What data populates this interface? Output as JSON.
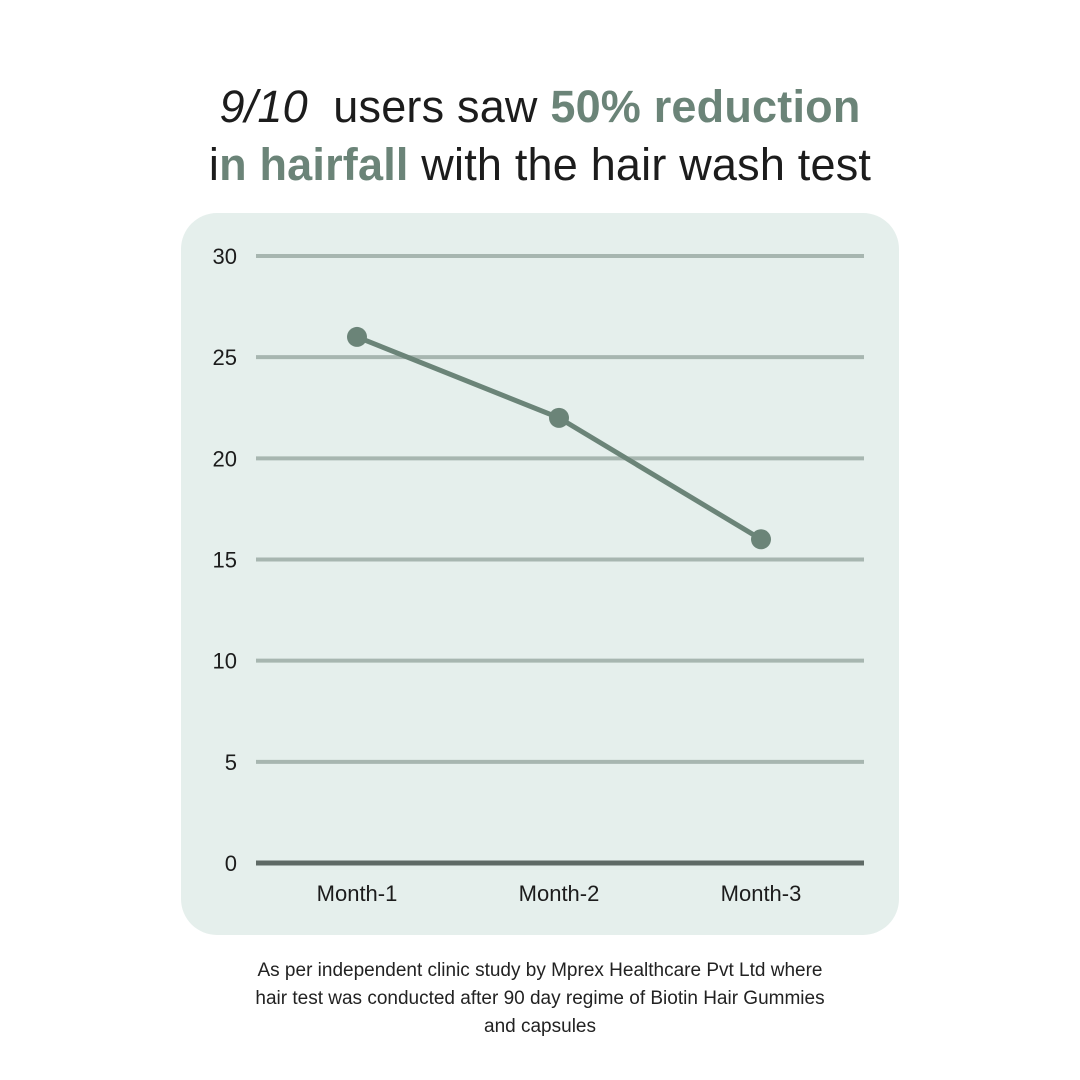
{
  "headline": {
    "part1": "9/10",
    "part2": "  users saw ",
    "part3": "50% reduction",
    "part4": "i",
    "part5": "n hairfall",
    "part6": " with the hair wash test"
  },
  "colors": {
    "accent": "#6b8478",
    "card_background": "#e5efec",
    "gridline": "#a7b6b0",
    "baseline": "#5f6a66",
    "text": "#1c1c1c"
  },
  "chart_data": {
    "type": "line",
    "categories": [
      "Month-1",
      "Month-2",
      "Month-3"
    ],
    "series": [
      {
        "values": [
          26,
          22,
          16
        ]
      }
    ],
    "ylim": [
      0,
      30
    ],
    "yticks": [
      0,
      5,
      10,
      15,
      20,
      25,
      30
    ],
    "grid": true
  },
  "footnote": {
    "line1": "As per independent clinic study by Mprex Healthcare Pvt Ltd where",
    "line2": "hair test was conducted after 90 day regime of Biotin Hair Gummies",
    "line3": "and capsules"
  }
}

--

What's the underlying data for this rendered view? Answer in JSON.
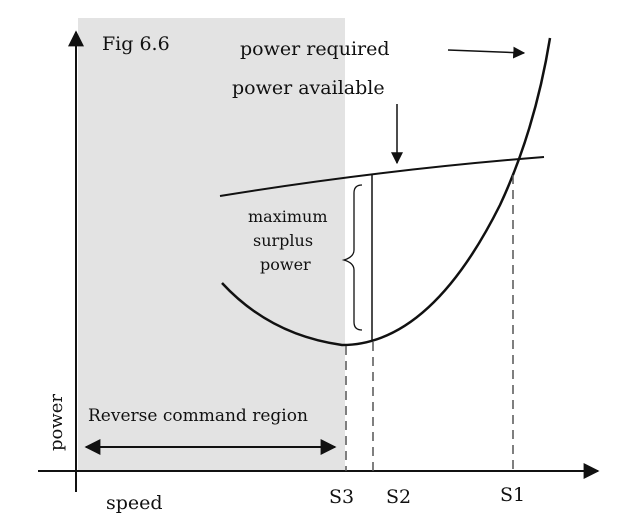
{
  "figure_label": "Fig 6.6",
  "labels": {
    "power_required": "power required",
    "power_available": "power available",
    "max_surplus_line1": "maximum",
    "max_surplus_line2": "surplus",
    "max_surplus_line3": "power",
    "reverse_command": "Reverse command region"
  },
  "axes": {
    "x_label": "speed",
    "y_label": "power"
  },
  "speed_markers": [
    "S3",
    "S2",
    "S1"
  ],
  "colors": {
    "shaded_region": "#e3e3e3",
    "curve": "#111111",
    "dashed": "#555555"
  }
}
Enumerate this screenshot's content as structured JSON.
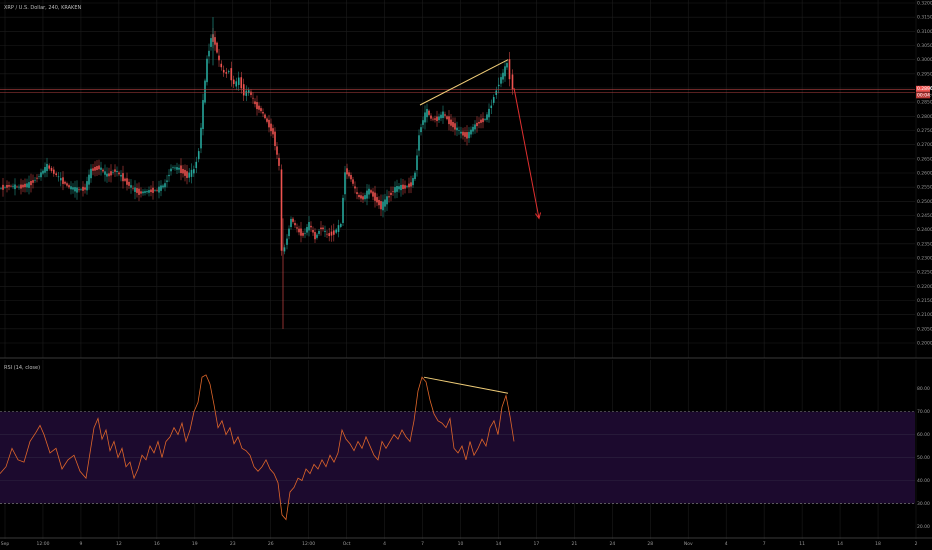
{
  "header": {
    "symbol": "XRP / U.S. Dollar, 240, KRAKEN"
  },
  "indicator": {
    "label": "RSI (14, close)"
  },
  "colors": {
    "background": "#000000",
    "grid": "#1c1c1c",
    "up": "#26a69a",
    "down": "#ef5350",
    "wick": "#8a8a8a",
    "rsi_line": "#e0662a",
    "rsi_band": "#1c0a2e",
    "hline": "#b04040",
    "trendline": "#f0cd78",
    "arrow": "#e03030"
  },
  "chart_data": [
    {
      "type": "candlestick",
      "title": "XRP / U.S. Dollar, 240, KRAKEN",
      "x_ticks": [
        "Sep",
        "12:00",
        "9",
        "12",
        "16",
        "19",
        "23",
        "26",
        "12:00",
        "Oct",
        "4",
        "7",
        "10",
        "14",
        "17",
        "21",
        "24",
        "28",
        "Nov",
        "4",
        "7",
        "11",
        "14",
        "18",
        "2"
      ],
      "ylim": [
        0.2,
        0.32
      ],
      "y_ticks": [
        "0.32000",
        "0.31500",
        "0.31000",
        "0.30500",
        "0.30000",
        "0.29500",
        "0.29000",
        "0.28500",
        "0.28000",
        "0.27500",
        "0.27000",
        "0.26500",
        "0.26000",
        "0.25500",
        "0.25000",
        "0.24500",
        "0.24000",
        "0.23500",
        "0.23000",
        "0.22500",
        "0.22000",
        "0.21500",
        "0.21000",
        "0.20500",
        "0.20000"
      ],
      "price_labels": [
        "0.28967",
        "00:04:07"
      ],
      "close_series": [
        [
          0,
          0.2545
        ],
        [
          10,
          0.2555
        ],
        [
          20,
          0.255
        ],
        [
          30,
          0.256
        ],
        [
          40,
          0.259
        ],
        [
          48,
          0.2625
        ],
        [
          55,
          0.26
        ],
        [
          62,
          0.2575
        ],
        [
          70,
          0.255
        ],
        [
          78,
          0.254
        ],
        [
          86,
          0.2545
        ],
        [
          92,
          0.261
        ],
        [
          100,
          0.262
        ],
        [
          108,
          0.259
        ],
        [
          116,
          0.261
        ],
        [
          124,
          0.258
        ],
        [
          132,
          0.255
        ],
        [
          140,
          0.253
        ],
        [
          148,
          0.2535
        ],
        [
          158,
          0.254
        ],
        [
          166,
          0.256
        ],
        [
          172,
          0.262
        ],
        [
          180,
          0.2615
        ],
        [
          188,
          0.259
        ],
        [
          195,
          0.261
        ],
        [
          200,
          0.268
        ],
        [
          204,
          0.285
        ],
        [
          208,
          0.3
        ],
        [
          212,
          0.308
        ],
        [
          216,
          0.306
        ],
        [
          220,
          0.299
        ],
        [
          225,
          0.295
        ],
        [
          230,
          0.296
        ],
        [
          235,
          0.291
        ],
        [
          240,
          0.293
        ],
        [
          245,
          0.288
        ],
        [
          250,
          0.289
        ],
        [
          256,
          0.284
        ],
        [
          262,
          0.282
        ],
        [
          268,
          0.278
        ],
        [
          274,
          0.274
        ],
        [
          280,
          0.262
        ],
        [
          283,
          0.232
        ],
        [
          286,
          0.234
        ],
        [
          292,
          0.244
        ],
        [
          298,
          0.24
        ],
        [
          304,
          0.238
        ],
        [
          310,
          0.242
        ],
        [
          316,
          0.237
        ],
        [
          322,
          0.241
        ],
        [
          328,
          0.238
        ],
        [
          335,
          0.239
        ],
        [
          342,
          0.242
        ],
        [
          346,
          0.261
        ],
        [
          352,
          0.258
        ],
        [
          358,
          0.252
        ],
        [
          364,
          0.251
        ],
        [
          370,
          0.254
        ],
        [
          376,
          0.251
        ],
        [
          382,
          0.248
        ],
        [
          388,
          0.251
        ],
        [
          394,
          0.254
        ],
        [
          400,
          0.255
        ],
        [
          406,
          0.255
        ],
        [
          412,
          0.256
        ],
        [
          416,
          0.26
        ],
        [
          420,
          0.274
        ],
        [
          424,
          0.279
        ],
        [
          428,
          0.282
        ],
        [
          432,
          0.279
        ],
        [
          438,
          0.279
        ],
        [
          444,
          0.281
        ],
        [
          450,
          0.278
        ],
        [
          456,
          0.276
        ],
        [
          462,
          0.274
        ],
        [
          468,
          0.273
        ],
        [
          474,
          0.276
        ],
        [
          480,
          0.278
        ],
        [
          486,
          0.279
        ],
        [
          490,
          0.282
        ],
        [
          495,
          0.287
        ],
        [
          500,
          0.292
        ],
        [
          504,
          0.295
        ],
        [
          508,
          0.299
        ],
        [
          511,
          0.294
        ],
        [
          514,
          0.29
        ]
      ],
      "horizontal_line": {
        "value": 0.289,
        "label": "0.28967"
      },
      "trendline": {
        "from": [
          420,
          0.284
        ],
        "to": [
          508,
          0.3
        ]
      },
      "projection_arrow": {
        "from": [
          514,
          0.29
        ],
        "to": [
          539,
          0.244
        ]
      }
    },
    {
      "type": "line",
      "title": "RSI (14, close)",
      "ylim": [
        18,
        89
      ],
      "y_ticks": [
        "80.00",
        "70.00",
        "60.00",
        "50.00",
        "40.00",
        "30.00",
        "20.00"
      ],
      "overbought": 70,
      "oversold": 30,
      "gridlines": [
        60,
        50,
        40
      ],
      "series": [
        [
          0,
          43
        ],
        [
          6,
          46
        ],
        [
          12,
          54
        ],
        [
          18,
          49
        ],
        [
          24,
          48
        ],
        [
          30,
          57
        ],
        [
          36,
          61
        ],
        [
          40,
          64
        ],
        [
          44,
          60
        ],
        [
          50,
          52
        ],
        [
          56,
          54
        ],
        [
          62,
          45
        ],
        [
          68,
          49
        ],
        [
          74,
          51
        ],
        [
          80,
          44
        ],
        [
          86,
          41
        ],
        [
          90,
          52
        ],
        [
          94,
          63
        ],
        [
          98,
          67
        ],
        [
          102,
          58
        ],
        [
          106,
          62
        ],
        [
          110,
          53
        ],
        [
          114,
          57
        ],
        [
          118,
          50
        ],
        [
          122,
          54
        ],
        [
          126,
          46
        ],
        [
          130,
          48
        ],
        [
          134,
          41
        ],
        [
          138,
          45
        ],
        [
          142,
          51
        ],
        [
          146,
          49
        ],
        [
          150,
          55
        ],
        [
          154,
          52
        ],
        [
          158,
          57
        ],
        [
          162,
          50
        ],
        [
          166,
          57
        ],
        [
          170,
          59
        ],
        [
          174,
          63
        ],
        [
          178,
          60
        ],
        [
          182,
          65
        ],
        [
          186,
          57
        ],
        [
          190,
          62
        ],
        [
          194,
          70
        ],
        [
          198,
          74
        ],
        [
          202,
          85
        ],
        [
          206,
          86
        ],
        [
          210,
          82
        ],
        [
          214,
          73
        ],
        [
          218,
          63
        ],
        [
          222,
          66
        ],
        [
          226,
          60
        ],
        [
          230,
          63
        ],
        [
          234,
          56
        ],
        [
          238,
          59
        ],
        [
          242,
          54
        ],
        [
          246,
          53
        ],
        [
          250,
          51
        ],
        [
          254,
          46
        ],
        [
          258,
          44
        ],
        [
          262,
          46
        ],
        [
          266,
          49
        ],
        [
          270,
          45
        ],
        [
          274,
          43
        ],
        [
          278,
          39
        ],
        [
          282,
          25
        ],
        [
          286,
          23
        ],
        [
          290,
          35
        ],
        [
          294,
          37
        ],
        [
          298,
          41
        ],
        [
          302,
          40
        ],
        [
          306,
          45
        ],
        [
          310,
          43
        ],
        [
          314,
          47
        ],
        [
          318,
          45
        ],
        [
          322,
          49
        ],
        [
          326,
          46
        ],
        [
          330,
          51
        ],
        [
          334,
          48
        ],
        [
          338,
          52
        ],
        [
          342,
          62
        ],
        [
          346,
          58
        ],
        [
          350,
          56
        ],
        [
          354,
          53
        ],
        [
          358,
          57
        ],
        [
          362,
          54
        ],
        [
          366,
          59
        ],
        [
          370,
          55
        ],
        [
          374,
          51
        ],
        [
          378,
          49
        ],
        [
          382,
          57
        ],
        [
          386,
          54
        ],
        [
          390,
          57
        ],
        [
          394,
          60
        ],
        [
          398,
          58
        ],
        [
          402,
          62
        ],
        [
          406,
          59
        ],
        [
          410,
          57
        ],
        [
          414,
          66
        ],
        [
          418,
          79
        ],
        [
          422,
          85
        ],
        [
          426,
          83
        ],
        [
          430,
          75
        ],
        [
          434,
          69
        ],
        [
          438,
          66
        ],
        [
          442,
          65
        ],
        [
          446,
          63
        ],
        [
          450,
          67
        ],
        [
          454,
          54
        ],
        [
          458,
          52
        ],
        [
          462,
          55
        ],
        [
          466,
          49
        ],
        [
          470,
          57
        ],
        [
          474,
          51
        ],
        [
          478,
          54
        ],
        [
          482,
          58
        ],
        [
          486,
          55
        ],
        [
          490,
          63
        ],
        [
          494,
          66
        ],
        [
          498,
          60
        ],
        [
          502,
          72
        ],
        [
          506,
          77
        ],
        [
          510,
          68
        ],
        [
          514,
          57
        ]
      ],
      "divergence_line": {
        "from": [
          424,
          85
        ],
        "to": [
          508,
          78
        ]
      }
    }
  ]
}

▸ **Exercise prompt**: Copy out all lines from the material above that contain the string "test".

▸ **Exercise solution**:
    "part6": " with the hair wash test"
    "line2": "hair test was conducted after 90 day regime of Biotin Hair Gummies",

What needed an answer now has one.